• [WHAT YOU HAVE TO DO]: Scan the data below. Pull out each line where "margin" occurs.

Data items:

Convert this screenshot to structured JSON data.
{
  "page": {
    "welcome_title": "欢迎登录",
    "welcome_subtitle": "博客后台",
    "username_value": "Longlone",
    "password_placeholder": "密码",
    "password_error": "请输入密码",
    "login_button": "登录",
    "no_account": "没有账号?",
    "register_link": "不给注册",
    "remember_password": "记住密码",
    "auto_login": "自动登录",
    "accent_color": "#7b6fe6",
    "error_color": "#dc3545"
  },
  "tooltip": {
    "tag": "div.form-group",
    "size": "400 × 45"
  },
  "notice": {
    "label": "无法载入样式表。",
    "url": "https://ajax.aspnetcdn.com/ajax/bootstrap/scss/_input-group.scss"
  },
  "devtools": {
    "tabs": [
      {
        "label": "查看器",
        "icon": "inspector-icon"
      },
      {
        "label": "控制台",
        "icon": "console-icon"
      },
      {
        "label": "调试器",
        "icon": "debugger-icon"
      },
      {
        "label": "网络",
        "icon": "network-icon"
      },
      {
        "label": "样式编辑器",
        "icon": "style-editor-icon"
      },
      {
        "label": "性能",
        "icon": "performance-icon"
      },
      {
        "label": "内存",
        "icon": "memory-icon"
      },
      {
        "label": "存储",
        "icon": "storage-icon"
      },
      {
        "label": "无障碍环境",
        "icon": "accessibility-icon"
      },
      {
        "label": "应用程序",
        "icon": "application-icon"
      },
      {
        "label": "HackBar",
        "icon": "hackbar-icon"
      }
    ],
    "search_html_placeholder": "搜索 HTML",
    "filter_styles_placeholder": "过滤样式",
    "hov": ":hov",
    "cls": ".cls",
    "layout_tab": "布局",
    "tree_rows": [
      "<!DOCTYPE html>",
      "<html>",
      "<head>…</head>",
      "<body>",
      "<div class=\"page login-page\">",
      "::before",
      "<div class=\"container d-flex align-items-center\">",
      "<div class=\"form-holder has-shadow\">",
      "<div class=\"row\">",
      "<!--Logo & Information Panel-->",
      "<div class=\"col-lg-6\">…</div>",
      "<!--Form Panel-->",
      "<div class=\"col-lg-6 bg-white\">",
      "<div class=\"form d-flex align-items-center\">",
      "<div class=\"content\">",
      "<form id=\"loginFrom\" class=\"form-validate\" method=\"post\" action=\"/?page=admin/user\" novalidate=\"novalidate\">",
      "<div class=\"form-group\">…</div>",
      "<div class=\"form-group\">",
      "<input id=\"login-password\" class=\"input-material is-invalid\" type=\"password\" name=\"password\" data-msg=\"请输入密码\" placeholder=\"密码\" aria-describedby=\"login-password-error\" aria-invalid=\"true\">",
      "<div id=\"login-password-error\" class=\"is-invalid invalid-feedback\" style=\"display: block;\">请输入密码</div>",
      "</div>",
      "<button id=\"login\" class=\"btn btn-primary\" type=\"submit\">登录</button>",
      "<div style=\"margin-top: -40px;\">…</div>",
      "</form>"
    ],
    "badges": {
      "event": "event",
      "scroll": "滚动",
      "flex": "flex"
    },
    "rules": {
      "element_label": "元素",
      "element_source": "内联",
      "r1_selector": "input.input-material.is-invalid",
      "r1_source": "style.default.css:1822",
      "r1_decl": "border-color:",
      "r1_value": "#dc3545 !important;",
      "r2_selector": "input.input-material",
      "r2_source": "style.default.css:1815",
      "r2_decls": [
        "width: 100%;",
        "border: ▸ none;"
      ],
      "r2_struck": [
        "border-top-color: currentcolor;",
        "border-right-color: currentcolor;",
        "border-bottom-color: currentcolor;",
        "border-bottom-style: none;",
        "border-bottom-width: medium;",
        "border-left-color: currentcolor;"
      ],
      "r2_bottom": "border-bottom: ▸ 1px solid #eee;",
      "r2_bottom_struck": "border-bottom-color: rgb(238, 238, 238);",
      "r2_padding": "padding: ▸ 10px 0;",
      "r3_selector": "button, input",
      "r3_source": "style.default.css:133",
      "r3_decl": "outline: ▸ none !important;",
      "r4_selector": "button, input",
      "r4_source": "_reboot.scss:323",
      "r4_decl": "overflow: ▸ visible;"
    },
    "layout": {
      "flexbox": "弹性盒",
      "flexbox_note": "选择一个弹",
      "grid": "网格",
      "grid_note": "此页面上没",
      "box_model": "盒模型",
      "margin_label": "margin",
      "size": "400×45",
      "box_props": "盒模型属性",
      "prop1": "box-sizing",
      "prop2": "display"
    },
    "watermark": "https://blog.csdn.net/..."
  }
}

• [COMPLETED TASK]:
      "<div style=\"margin-top: -40px;\">…</div>",
      "margin_label": "margin",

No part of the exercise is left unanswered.